Records from a data collection →

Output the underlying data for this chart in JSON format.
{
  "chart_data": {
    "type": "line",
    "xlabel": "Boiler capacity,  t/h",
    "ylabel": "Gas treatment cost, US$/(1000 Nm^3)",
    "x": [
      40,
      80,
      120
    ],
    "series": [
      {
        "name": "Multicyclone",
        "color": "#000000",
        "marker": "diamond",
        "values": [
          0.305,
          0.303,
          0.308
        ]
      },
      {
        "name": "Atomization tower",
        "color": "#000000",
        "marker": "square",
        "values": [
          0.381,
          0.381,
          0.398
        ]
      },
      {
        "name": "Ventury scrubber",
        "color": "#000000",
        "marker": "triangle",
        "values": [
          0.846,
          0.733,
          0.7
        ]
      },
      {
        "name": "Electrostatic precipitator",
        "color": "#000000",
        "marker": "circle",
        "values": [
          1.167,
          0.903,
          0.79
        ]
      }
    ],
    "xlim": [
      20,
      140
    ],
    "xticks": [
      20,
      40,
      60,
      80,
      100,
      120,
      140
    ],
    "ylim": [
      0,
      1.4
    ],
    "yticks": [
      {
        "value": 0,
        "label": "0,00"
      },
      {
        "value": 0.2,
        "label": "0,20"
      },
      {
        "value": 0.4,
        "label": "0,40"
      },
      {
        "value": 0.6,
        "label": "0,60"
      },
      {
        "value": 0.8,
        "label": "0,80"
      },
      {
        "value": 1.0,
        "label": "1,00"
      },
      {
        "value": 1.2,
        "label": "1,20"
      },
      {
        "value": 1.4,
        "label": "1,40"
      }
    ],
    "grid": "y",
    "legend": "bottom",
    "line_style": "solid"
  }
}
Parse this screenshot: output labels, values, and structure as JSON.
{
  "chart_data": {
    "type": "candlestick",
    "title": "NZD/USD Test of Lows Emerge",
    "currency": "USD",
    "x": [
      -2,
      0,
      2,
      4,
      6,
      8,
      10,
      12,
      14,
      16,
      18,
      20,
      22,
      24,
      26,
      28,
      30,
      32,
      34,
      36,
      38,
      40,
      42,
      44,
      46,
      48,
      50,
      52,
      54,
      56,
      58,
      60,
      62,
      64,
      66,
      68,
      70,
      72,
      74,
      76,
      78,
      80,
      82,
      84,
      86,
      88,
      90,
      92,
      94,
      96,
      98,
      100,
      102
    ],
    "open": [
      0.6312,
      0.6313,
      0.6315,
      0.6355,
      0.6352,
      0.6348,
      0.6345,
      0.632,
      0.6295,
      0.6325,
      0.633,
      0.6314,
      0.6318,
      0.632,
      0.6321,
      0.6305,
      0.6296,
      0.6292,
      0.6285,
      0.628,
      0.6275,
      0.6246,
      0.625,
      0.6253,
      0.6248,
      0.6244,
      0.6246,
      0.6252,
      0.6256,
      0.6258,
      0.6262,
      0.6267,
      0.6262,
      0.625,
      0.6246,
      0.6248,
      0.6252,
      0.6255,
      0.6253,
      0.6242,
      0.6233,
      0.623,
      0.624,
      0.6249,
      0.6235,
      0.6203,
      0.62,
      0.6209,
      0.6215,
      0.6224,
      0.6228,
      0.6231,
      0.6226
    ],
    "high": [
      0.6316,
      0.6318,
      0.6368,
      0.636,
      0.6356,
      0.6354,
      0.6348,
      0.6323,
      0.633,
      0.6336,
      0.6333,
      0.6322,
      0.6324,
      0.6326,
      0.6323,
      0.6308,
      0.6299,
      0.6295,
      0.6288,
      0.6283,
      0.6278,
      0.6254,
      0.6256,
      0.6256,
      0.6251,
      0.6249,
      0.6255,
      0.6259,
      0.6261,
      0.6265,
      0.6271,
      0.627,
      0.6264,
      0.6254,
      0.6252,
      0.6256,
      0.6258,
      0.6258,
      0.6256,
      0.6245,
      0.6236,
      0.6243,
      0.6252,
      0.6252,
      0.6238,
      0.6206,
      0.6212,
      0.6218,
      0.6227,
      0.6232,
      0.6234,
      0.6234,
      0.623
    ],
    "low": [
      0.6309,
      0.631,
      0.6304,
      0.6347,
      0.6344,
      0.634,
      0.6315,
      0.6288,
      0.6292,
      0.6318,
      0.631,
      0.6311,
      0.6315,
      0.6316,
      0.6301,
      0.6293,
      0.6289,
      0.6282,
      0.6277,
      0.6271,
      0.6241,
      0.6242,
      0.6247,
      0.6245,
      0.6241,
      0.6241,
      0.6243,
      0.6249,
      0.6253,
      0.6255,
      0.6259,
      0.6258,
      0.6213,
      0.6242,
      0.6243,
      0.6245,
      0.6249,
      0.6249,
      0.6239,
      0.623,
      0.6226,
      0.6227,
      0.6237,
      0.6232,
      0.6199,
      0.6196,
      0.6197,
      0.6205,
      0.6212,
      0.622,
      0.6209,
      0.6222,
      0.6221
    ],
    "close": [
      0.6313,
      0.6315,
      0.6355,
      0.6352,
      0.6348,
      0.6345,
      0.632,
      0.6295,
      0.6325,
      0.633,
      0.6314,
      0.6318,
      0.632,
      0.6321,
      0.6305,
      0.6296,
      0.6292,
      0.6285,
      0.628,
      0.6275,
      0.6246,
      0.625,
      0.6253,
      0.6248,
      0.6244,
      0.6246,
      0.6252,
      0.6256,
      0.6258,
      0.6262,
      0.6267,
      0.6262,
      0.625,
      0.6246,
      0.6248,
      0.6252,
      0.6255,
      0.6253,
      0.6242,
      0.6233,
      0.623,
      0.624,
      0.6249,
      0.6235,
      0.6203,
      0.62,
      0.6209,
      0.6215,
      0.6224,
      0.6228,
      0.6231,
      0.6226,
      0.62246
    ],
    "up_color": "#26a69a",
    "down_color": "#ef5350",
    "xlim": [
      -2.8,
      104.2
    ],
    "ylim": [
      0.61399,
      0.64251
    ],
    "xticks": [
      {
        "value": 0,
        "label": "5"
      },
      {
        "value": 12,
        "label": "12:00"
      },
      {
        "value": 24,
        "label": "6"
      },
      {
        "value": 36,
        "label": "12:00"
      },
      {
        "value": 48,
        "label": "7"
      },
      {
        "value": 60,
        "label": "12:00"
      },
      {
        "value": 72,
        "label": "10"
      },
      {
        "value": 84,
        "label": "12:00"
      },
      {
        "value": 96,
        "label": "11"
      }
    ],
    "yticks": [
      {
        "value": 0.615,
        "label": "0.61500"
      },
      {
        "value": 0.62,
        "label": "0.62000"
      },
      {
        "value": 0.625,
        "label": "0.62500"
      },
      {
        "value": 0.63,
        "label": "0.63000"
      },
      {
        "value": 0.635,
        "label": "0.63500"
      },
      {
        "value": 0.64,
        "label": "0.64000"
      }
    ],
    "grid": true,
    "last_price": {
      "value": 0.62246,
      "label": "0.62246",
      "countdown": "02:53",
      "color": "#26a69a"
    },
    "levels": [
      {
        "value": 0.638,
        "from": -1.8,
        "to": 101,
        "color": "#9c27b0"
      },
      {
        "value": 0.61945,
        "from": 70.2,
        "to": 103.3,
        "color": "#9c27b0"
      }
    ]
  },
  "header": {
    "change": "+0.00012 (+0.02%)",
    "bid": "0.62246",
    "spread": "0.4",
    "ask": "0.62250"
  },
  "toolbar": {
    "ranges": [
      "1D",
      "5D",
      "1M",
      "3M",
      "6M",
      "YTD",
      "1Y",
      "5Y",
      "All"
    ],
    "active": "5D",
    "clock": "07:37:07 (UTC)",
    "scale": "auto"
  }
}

PROBLEM TO SOLVE →
Output the listing above word for word.

RESPONSE BELOW →
Output the underlying data for this chart in JSON format.
{
  "chart_data": {
    "type": "line",
    "xlabel": "Boiler capacity,  t/h",
    "ylabel": "Gas treatment cost, US$/(1000 Nm^3)",
    "x": [
      40,
      80,
      120
    ],
    "series": [
      {
        "name": "Multicyclone",
        "color": "#000000",
        "marker": "diamond",
        "values": [
          0.305,
          0.303,
          0.308
        ]
      },
      {
        "name": "Atomization tower",
        "color": "#000000",
        "marker": "square",
        "values": [
          0.381,
          0.381,
          0.398
        ]
      },
      {
        "name": "Ventury scrubber",
        "color": "#000000",
        "marker": "triangle",
        "values": [
          0.846,
          0.733,
          0.7
        ]
      },
      {
        "name": "Electrostatic precipitator",
        "color": "#000000",
        "marker": "circle",
        "values": [
          1.167,
          0.903,
          0.79
        ]
      }
    ],
    "xlim": [
      20,
      140
    ],
    "xticks": [
      20,
      40,
      60,
      80,
      100,
      120,
      140
    ],
    "ylim": [
      0,
      1.4
    ],
    "yticks": [
      {
        "value": 0,
        "label": "0,00"
      },
      {
        "value": 0.2,
        "label": "0,20"
      },
      {
        "value": 0.4,
        "label": "0,40"
      },
      {
        "value": 0.6,
        "label": "0,60"
      },
      {
        "value": 0.8,
        "label": "0,80"
      },
      {
        "value": 1.0,
        "label": "1,00"
      },
      {
        "value": 1.2,
        "label": "1,20"
      },
      {
        "value": 1.4,
        "label": "1,40"
      }
    ],
    "grid": "y",
    "legend": "bottom",
    "line_style": "solid"
  }
}
Parse this screenshot: output labels, values, and structure as JSON.
{
  "chart_data": {
    "type": "candlestick",
    "title": "NZD/USD Test of Lows Emerge",
    "currency": "USD",
    "x": [
      -2,
      0,
      2,
      4,
      6,
      8,
      10,
      12,
      14,
      16,
      18,
      20,
      22,
      24,
      26,
      28,
      30,
      32,
      34,
      36,
      38,
      40,
      42,
      44,
      46,
      48,
      50,
      52,
      54,
      56,
      58,
      60,
      62,
      64,
      66,
      68,
      70,
      72,
      74,
      76,
      78,
      80,
      82,
      84,
      86,
      88,
      90,
      92,
      94,
      96,
      98,
      100,
      102
    ],
    "open": [
      0.6312,
      0.6313,
      0.6315,
      0.6355,
      0.6352,
      0.6348,
      0.6345,
      0.632,
      0.6295,
      0.6325,
      0.633,
      0.6314,
      0.6318,
      0.632,
      0.6321,
      0.6305,
      0.6296,
      0.6292,
      0.6285,
      0.628,
      0.6275,
      0.6246,
      0.625,
      0.6253,
      0.6248,
      0.6244,
      0.6246,
      0.6252,
      0.6256,
      0.6258,
      0.6262,
      0.6267,
      0.6262,
      0.625,
      0.6246,
      0.6248,
      0.6252,
      0.6255,
      0.6253,
      0.6242,
      0.6233,
      0.623,
      0.624,
      0.6249,
      0.6235,
      0.6203,
      0.62,
      0.6209,
      0.6215,
      0.6224,
      0.6228,
      0.6231,
      0.6226
    ],
    "high": [
      0.6316,
      0.6318,
      0.6368,
      0.636,
      0.6356,
      0.6354,
      0.6348,
      0.6323,
      0.633,
      0.6336,
      0.6333,
      0.6322,
      0.6324,
      0.6326,
      0.6323,
      0.6308,
      0.6299,
      0.6295,
      0.6288,
      0.6283,
      0.6278,
      0.6254,
      0.6256,
      0.6256,
      0.6251,
      0.6249,
      0.6255,
      0.6259,
      0.6261,
      0.6265,
      0.6271,
      0.627,
      0.6264,
      0.6254,
      0.6252,
      0.6256,
      0.6258,
      0.6258,
      0.6256,
      0.6245,
      0.6236,
      0.6243,
      0.6252,
      0.6252,
      0.6238,
      0.6206,
      0.6212,
      0.6218,
      0.6227,
      0.6232,
      0.6234,
      0.6234,
      0.623
    ],
    "low": [
      0.6309,
      0.631,
      0.6304,
      0.6347,
      0.6344,
      0.634,
      0.6315,
      0.6288,
      0.6292,
      0.6318,
      0.631,
      0.6311,
      0.6315,
      0.6316,
      0.6301,
      0.6293,
      0.6289,
      0.6282,
      0.6277,
      0.6271,
      0.6241,
      0.6242,
      0.6247,
      0.6245,
      0.6241,
      0.6241,
      0.6243,
      0.6249,
      0.6253,
      0.6255,
      0.6259,
      0.6258,
      0.6213,
      0.6242,
      0.6243,
      0.6245,
      0.6249,
      0.6249,
      0.6239,
      0.623,
      0.6226,
      0.6227,
      0.6237,
      0.6232,
      0.6199,
      0.6196,
      0.6197,
      0.6205,
      0.6212,
      0.622,
      0.6209,
      0.6222,
      0.6221
    ],
    "close": [
      0.6313,
      0.6315,
      0.6355,
      0.6352,
      0.6348,
      0.6345,
      0.632,
      0.6295,
      0.6325,
      0.633,
      0.6314,
      0.6318,
      0.632,
      0.6321,
      0.6305,
      0.6296,
      0.6292,
      0.6285,
      0.628,
      0.6275,
      0.6246,
      0.625,
      0.6253,
      0.6248,
      0.6244,
      0.6246,
      0.6252,
      0.6256,
      0.6258,
      0.6262,
      0.6267,
      0.6262,
      0.625,
      0.6246,
      0.6248,
      0.6252,
      0.6255,
      0.6253,
      0.6242,
      0.6233,
      0.623,
      0.624,
      0.6249,
      0.6235,
      0.6203,
      0.62,
      0.6209,
      0.6215,
      0.6224,
      0.6228,
      0.6231,
      0.6226,
      0.62246
    ],
    "up_color": "#26a69a",
    "down_color": "#ef5350",
    "xlim": [
      -2.8,
      104.2
    ],
    "ylim": [
      0.61399,
      0.64251
    ],
    "xticks": [
      {
        "value": 0,
        "label": "5"
      },
      {
        "value": 12,
        "label": "12:00"
      },
      {
        "value": 24,
        "label": "6"
      },
      {
        "value": 36,
        "label": "12:00"
      },
      {
        "value": 48,
        "label": "7"
      },
      {
        "value": 60,
        "label": "12:00"
      },
      {
        "value": 72,
        "label": "10"
      },
      {
        "value": 84,
        "label": "12:00"
      },
      {
        "value": 96,
        "label": "11"
      }
    ],
    "yticks": [
      {
        "value": 0.615,
        "label": "0.61500"
      },
      {
        "value": 0.62,
        "label": "0.62000"
      },
      {
        "value": 0.625,
        "label": "0.62500"
      },
      {
        "value": 0.63,
        "label": "0.63000"
      },
      {
        "value": 0.635,
        "label": "0.63500"
      },
      {
        "value": 0.64,
        "label": "0.64000"
      }
    ],
    "grid": true,
    "last_price": {
      "value": 0.62246,
      "label": "0.62246",
      "countdown": "02:53",
      "color": "#26a69a"
    },
    "levels": [
      {
        "value": 0.638,
        "from": -1.8,
        "to": 101,
        "color": "#9c27b0"
      },
      {
        "value": 0.61945,
        "from": 70.2,
        "to": 103.3,
        "color": "#9c27b0"
      }
    ]
  },
  "header": {
    "change": "+0.00012 (+0.02%)",
    "bid": "0.62246",
    "spread": "0.4",
    "ask": "0.62250"
  },
  "toolbar": {
    "ranges": [
      "1D",
      "5D",
      "1M",
      "3M",
      "6M",
      "YTD",
      "1Y",
      "5Y",
      "All"
    ],
    "active": "5D",
    "clock": "07:37:07 (UTC)",
    "scale": "auto"
  }
}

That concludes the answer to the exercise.